─── Records supplied ───
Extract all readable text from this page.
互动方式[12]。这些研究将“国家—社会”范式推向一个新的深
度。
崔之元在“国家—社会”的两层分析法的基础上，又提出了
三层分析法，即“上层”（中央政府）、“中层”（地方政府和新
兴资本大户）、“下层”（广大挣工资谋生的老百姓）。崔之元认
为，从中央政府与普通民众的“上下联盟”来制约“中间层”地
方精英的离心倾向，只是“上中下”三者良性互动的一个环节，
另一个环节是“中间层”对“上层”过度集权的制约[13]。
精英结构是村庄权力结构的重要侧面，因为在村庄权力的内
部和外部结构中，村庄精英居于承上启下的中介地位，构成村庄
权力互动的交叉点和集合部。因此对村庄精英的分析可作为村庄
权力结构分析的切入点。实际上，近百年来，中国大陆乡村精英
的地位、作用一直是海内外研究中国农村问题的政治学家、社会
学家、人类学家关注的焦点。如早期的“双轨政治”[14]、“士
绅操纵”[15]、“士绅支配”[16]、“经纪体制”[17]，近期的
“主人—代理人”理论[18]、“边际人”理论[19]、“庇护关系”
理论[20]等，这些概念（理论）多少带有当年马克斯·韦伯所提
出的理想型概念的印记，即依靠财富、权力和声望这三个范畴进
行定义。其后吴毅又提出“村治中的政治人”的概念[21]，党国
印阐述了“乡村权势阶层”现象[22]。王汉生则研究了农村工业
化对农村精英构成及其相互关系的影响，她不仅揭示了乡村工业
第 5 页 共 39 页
───
**Instruction**
Can you give every line above again, exactly as written?

**Full output**
Extract all readable text from this page.
互动方式[12]。这些研究将“国家—社会”范式推向一个新的深
度。
崔之元在“国家—社会”的两层分析法的基础上，又提出了
三层分析法，即“上层”（中央政府）、“中层”（地方政府和新
兴资本大户）、“下层”（广大挣工资谋生的老百姓）。崔之元认
为，从中央政府与普通民众的“上下联盟”来制约“中间层”地
方精英的离心倾向，只是“上中下”三者良性互动的一个环节，
另一个环节是“中间层”对“上层”过度集权的制约[13]。
精英结构是村庄权力结构的重要侧面，因为在村庄权力的内
部和外部结构中，村庄精英居于承上启下的中介地位，构成村庄
权力互动的交叉点和集合部。因此对村庄精英的分析可作为村庄
权力结构分析的切入点。实际上，近百年来，中国大陆乡村精英
的地位、作用一直是海内外研究中国农村问题的政治学家、社会
学家、人类学家关注的焦点。如早期的“双轨政治”[14]、“士
绅操纵”[15]、“士绅支配”[16]、“经纪体制”[17]，近期的
“主人—代理人”理论[18]、“边际人”理论[19]、“庇护关系”
理论[20]等，这些概念（理论）多少带有当年马克斯·韦伯所提
出的理想型概念的印记，即依靠财富、权力和声望这三个范畴进
行定义。其后吴毅又提出“村治中的政治人”的概念[21]，党国
印阐述了“乡村权势阶层”现象[22]。王汉生则研究了农村工业
化对农村精英构成及其相互关系的影响，她不仅揭示了乡村工业
第 5 页 共 39 页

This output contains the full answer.